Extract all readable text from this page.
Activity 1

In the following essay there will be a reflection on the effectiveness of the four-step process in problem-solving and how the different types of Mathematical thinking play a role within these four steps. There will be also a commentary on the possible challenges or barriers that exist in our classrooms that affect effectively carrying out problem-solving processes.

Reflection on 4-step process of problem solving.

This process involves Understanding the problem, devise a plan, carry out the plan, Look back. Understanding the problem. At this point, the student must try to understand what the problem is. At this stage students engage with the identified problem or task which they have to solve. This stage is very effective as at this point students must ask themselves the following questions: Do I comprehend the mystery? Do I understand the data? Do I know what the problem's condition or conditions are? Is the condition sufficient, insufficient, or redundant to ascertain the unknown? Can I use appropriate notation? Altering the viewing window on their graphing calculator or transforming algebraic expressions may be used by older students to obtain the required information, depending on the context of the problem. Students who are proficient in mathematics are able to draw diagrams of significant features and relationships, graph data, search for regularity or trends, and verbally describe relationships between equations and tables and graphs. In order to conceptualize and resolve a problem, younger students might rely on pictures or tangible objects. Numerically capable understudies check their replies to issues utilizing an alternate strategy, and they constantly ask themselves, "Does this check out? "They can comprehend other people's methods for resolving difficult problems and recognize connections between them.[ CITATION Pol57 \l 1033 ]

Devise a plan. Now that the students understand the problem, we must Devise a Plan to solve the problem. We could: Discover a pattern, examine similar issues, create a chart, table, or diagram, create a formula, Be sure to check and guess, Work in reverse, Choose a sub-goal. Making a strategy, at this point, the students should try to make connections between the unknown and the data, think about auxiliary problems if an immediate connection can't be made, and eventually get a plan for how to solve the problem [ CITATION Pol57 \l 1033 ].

+ + + + + + +

**Objective**
Examine the records and pull out every line where the string "step" occurs.

**Written solution**
In the following essay there will be a reflection on the effectiveness of the four-step process in problem-solving and how the different types of Mathematical thinking play a role within these four steps. There will be also a commentary on the possible challenges or barriers that exist in our classrooms that affect effectively carrying out problem-solving processes.
Reflection on 4-step process of problem solving.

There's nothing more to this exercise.